-- START Supplied data --

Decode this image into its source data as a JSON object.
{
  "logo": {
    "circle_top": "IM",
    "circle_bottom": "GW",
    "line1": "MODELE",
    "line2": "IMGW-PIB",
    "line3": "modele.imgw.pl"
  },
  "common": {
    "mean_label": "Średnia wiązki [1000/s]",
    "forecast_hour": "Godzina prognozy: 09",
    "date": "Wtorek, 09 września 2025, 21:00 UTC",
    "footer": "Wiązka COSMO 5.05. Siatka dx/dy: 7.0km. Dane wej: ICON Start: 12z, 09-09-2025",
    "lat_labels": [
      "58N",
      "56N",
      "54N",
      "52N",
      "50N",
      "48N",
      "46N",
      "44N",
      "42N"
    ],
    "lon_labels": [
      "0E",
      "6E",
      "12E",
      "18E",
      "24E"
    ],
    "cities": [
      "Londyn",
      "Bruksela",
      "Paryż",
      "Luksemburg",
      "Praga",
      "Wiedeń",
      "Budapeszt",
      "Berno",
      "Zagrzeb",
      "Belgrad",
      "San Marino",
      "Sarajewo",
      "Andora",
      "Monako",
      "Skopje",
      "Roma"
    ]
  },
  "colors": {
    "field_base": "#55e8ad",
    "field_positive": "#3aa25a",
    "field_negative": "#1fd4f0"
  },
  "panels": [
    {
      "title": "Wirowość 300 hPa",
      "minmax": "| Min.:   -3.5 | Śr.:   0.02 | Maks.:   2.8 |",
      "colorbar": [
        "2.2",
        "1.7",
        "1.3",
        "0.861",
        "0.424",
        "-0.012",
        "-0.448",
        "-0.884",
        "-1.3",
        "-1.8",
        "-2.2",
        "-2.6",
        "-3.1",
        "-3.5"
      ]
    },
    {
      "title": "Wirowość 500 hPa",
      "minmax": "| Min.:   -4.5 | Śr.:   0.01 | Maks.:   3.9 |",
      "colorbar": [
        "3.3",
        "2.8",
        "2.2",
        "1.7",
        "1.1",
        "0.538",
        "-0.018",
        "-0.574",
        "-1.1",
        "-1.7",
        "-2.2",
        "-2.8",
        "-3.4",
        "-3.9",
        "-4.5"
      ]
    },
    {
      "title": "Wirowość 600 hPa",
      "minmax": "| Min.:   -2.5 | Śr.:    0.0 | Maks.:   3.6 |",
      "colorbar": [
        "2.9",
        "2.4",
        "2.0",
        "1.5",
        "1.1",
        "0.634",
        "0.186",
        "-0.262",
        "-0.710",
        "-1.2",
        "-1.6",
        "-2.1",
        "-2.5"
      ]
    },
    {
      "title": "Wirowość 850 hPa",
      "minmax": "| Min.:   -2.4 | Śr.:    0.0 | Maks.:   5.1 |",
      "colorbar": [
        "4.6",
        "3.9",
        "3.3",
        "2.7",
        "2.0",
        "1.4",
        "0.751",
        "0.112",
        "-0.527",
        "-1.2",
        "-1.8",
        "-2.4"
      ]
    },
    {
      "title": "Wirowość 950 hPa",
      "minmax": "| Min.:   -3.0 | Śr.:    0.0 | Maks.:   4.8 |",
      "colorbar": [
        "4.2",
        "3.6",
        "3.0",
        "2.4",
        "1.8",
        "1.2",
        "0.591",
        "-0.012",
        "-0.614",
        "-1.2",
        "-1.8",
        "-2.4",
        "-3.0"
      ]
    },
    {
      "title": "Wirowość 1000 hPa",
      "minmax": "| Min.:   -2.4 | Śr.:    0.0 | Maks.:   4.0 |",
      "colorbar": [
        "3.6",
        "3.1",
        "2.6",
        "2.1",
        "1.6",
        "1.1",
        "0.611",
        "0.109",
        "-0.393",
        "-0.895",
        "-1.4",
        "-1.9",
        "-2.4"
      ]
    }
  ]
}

-- END Supplied data --

Task:
Keep only the lines that hold the string "minmax", and copy them out.

Finished exercise:
      "minmax": "| Min.:   -3.5 | Śr.:   0.02 | Maks.:   2.8 |",
      "minmax": "| Min.:   -4.5 | Śr.:   0.01 | Maks.:   3.9 |",
      "minmax": "| Min.:   -2.5 | Śr.:    0.0 | Maks.:   3.6 |",
      "minmax": "| Min.:   -2.4 | Śr.:    0.0 | Maks.:   5.1 |",
      "minmax": "| Min.:   -3.0 | Śr.:    0.0 | Maks.:   4.8 |",
      "minmax": "| Min.:   -2.4 | Śr.:    0.0 | Maks.:   4.0 |",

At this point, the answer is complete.